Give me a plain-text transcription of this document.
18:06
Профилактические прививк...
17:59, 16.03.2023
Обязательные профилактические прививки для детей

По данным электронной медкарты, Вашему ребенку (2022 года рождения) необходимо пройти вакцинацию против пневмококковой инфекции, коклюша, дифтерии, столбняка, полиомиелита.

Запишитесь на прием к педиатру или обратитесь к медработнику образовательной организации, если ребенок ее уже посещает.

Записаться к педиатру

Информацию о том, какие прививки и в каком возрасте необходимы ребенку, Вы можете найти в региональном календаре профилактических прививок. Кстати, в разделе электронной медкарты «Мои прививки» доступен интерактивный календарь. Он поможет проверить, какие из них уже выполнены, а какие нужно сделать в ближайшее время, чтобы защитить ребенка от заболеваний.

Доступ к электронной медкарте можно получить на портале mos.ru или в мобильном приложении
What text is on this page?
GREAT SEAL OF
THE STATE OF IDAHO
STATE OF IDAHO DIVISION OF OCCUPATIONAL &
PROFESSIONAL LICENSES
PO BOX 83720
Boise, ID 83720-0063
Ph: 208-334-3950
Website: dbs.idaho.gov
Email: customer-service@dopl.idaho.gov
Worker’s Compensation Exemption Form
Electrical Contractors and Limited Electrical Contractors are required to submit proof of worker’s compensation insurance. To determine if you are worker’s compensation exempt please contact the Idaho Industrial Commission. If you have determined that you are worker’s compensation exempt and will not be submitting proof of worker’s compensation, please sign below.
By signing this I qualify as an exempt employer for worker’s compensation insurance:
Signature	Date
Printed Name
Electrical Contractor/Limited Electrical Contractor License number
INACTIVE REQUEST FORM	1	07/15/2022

============

Exercise goal ::
Scan the data for the word "this" and copy every line where it shows up.

Right answer ::
Give me a plain-text transcription of this document.
What text is on this page?
By signing this I qualify as an exempt employer for worker’s compensation insurance:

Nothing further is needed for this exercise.